_Given data_.

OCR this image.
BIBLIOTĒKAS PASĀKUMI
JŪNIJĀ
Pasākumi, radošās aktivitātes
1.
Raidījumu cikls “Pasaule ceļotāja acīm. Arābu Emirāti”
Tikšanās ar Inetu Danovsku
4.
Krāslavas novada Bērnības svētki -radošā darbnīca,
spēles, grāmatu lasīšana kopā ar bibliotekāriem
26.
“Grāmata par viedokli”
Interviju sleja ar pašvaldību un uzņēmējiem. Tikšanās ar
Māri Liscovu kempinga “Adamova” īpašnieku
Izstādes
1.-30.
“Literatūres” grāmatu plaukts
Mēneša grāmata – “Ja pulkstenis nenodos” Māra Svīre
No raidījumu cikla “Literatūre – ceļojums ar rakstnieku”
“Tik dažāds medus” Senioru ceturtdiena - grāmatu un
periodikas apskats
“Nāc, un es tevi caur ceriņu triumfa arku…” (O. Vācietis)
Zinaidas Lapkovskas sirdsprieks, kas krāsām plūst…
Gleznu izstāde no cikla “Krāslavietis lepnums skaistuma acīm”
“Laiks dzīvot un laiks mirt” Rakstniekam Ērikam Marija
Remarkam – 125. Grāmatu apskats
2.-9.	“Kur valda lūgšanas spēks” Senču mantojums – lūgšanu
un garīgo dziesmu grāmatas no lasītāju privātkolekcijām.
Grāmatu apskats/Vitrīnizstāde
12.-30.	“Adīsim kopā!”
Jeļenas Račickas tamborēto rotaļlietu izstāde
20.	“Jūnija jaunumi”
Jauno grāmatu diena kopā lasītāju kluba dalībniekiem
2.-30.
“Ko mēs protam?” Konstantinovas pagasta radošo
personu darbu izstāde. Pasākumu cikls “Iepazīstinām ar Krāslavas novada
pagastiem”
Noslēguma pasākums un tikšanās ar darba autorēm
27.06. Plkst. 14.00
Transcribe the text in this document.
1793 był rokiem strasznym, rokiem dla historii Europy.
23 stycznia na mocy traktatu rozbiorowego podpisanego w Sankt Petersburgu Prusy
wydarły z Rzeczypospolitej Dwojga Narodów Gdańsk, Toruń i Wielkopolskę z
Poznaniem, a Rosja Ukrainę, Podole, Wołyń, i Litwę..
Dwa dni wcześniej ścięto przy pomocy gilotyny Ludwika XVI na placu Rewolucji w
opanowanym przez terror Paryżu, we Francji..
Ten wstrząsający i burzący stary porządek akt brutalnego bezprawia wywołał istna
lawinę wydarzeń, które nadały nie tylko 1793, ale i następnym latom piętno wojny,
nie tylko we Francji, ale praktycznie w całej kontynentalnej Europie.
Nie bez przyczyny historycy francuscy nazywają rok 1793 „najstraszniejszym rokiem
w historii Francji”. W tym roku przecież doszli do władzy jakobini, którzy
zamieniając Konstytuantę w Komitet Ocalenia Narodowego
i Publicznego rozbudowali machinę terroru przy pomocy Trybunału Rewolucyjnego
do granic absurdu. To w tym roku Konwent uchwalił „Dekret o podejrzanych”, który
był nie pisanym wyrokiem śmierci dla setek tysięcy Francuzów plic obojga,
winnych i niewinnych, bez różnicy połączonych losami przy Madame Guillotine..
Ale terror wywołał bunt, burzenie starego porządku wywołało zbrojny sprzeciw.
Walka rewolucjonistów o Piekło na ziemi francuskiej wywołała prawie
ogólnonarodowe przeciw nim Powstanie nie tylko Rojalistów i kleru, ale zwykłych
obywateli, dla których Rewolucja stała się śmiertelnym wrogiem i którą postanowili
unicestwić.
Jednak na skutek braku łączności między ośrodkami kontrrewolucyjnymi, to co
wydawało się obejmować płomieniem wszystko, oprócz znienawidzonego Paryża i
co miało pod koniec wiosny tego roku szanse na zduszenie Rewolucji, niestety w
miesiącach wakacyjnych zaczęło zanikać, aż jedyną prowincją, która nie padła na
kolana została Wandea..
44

_Written task_.
Your task is to collect every line above that contains the word "kopā".

_Exercise answer_.
spēles, grāmatu lasīšana kopā ar bibliotekāriem
12.-30.	“Adīsim kopā!”
Jauno grāmatu diena kopā lasītāju kluba dalībniekiem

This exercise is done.